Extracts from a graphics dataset
● ● ● ●

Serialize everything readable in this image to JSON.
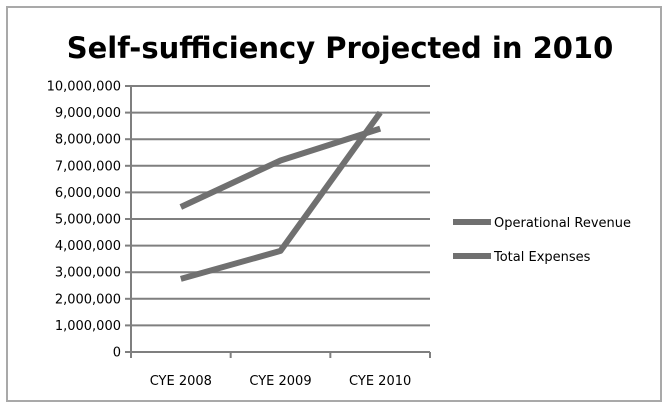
{
  "chart_data": {
    "type": "line",
    "title": "Self-sufficiency Projected in 2010",
    "categories": [
      "CYE 2008",
      "CYE 2009",
      "CYE 2010"
    ],
    "series": [
      {
        "name": "Operational Revenue",
        "values": [
          2750000,
          3800000,
          9000000
        ]
      },
      {
        "name": "Total Expenses",
        "values": [
          5450000,
          7200000,
          8400000
        ]
      }
    ],
    "ylim": [
      0,
      10000000
    ],
    "yticks": [
      "0",
      "1,000,000",
      "2,000,000",
      "3,000,000",
      "4,000,000",
      "5,000,000",
      "6,000,000",
      "7,000,000",
      "8,000,000",
      "9,000,000",
      "10,000,000"
    ],
    "grid": true,
    "legend_position": "right",
    "colors": {
      "series_line": "#707070",
      "grid": "#7f7f7f",
      "frame": "#a9a9a9"
    }
  }
}
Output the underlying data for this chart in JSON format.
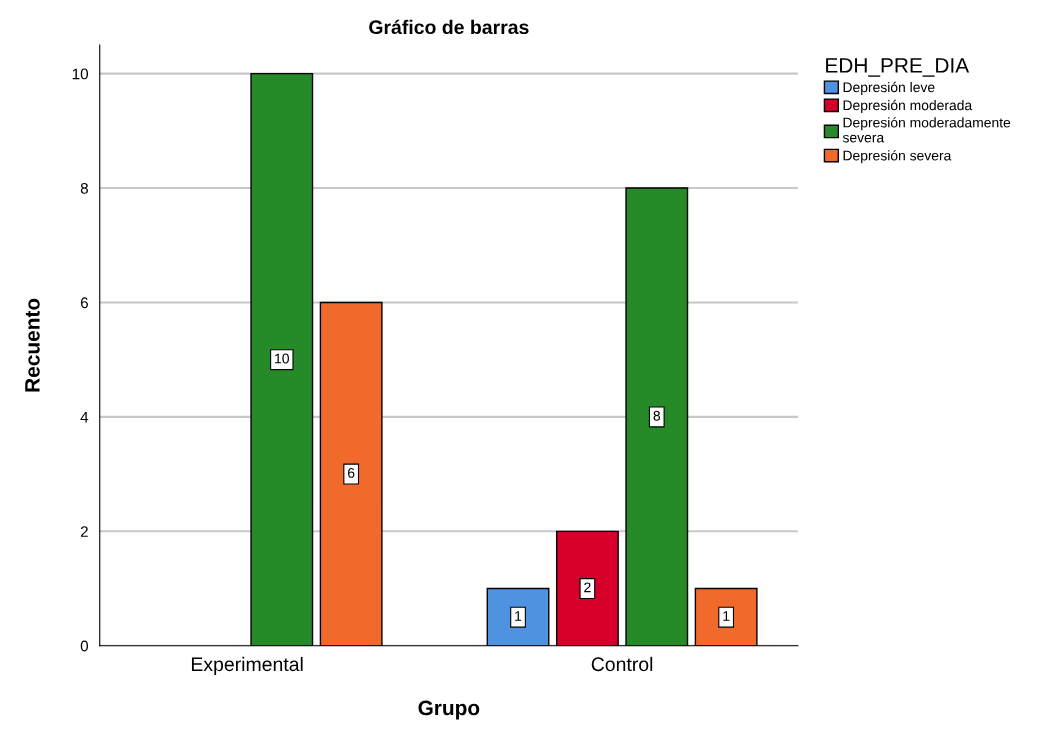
{
  "chart_data": {
    "type": "bar",
    "title": "Gráfico de barras",
    "xlabel": "Grupo",
    "ylabel": "Recuento",
    "legend_title": "EDH_PRE_DIA",
    "categories": [
      "Experimental",
      "Control"
    ],
    "series": [
      {
        "name": "Depresión leve",
        "color": "#4f93e0",
        "values": [
          null,
          1
        ]
      },
      {
        "name": "Depresión moderada",
        "color": "#d6002b",
        "values": [
          null,
          2
        ]
      },
      {
        "name": "Depresión moderadamente\nsevera",
        "color": "#278a28",
        "values": [
          10,
          8
        ]
      },
      {
        "name": "Depresión severa",
        "color": "#f26a2b",
        "values": [
          6,
          1
        ]
      }
    ],
    "ylim": [
      0,
      10.5
    ],
    "yticks": [
      0,
      2,
      4,
      6,
      8,
      10
    ],
    "grid": "y",
    "legend": "top right",
    "data_labels": true
  }
}
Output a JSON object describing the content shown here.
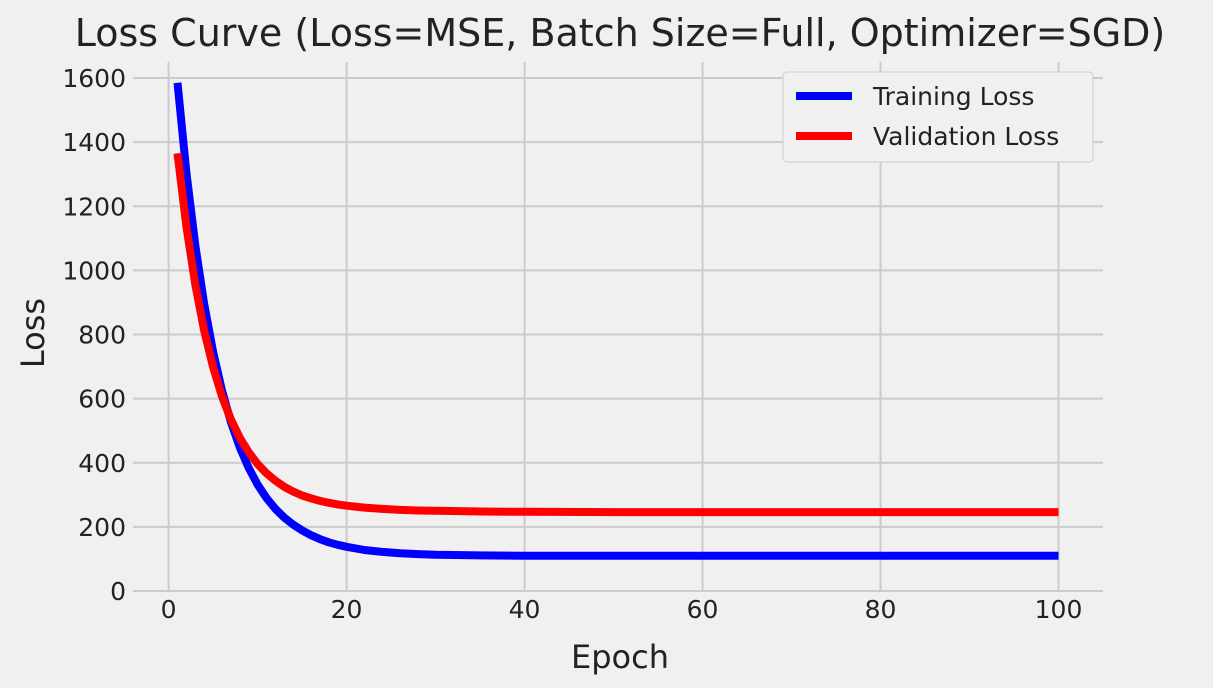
{
  "chart_data": {
    "type": "line",
    "title": "Loss Curve (Loss=MSE, Batch Size=Full, Optimizer=SGD)",
    "xlabel": "Epoch",
    "ylabel": "Loss",
    "xlim": [
      -4,
      105
    ],
    "ylim": [
      0,
      1650
    ],
    "xticks": [
      0,
      20,
      40,
      60,
      80,
      100
    ],
    "yticks": [
      0,
      200,
      400,
      600,
      800,
      1000,
      1200,
      1400,
      1600
    ],
    "grid": true,
    "legend_position": "top-right",
    "series": [
      {
        "name": "Training Loss",
        "color": "#0000ff",
        "x": [
          1,
          2,
          3,
          4,
          5,
          6,
          7,
          8,
          9,
          10,
          11,
          12,
          13,
          14,
          15,
          16,
          17,
          18,
          19,
          20,
          22,
          24,
          26,
          28,
          30,
          35,
          40,
          50,
          60,
          70,
          80,
          90,
          100
        ],
        "values": [
          1585,
          1305,
          1078,
          895,
          746,
          625,
          527,
          448,
          384,
          332,
          290,
          256,
          229,
          207,
          189,
          174,
          162,
          152,
          144,
          138,
          128,
          122,
          118,
          115,
          113,
          111,
          110,
          110,
          110,
          110,
          110,
          110,
          110
        ]
      },
      {
        "name": "Validation Loss",
        "color": "#ff0000",
        "x": [
          1,
          2,
          3,
          4,
          5,
          6,
          7,
          8,
          9,
          10,
          11,
          12,
          13,
          14,
          15,
          16,
          17,
          18,
          19,
          20,
          22,
          24,
          26,
          28,
          30,
          35,
          40,
          50,
          60,
          70,
          80,
          90,
          100
        ],
        "values": [
          1365,
          1137,
          956,
          812,
          698,
          607,
          535,
          478,
          433,
          396,
          367,
          344,
          325,
          310,
          298,
          289,
          281,
          275,
          270,
          266,
          260,
          256,
          253,
          251,
          250,
          248,
          247,
          246,
          246,
          246,
          246,
          246,
          246
        ]
      }
    ]
  }
}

● ● ● ●

§ SET TASK
Omit all pictures while transcribing the entries verbatim.

§ COMPLETED EXERCISE
Serialize everything readable in this image to JSON.
{
  "chart_data": {
    "type": "line",
    "title": "Self-sufficiency Projected in 2010",
    "categories": [
      "CYE 2008",
      "CYE 2009",
      "CYE 2010"
    ],
    "series": [
      {
        "name": "Operational Revenue",
        "values": [
          2750000,
          3800000,
          9000000
        ]
      },
      {
        "name": "Total Expenses",
        "values": [
          5450000,
          7200000,
          8400000
        ]
      }
    ],
    "ylim": [
      0,
      10000000
    ],
    "yticks": [
      "0",
      "1,000,000",
      "2,000,000",
      "3,000,000",
      "4,000,000",
      "5,000,000",
      "6,000,000",
      "7,000,000",
      "8,000,000",
      "9,000,000",
      "10,000,000"
    ],
    "grid": true,
    "legend_position": "right",
    "colors": {
      "series_line": "#707070",
      "grid": "#7f7f7f",
      "frame": "#a9a9a9"
    }
  }
}
Output the underlying data for this chart in JSON format.
{
  "chart_data": {
    "type": "bar",
    "title": "Gráfico de barras",
    "xlabel": "Grupo",
    "ylabel": "Recuento",
    "legend_title": "EDH_PRE_DIA",
    "categories": [
      "Experimental",
      "Control"
    ],
    "series": [
      {
        "name": "Depresión leve",
        "color": "#4f93e0",
        "values": [
          null,
          1
        ]
      },
      {
        "name": "Depresión moderada",
        "color": "#d6002b",
        "values": [
          null,
          2
        ]
      },
      {
        "name": "Depresión moderadamente\nsevera",
        "color": "#278a28",
        "values": [
          10,
          8
        ]
      },
      {
        "name": "Depresión severa",
        "color": "#f26a2b",
        "values": [
          6,
          1
        ]
      }
    ],
    "ylim": [
      0,
      10.5
    ],
    "yticks": [
      0,
      2,
      4,
      6,
      8,
      10
    ],
    "grid": "y",
    "legend": "top right",
    "data_labels": true
  }
}
Output a JSON object describing the content shown here.
{
  "chart_data": {
    "type": "line",
    "title": "Loss Curve (Loss=MSE, Batch Size=Full, Optimizer=SGD)",
    "xlabel": "Epoch",
    "ylabel": "Loss",
    "xlim": [
      -4,
      105
    ],
    "ylim": [
      0,
      1650
    ],
    "xticks": [
      0,
      20,
      40,
      60,
      80,
      100
    ],
    "yticks": [
      0,
      200,
      400,
      600,
      800,
      1000,
      1200,
      1400,
      1600
    ],
    "grid": true,
    "legend_position": "top-right",
    "series": [
      {
        "name": "Training Loss",
        "color": "#0000ff",
        "x": [
          1,
          2,
          3,
          4,
          5,
          6,
          7,
          8,
          9,
          10,
          11,
          12,
          13,
          14,
          15,
          16,
          17,
          18,
          19,
          20,
          22,
          24,
          26,
          28,
          30,
          35,
          40,
          50,
          60,
          70,
          80,
          90,
          100
        ],
        "values": [
          1585,
          1305,
          1078,
          895,
          746,
          625,
          527,
          448,
          384,
          332,
          290,
          256,
          229,
          207,
          189,
          174,
          162,
          152,
          144,
          138,
          128,
          122,
          118,
          115,
          113,
          111,
          110,
          110,
          110,
          110,
          110,
          110,
          110
        ]
      },
      {
        "name": "Validation Loss",
        "color": "#ff0000",
        "x": [
          1,
          2,
          3,
          4,
          5,
          6,
          7,
          8,
          9,
          10,
          11,
          12,
          13,
          14,
          15,
          16,
          17,
          18,
          19,
          20,
          22,
          24,
          26,
          28,
          30,
          35,
          40,
          50,
          60,
          70,
          80,
          90,
          100
        ],
        "values": [
          1365,
          1137,
          956,
          812,
          698,
          607,
          535,
          478,
          433,
          396,
          367,
          344,
          325,
          310,
          298,
          289,
          281,
          275,
          270,
          266,
          260,
          256,
          253,
          251,
          250,
          248,
          247,
          246,
          246,
          246,
          246,
          246,
          246
        ]
      }
    ]
  }
}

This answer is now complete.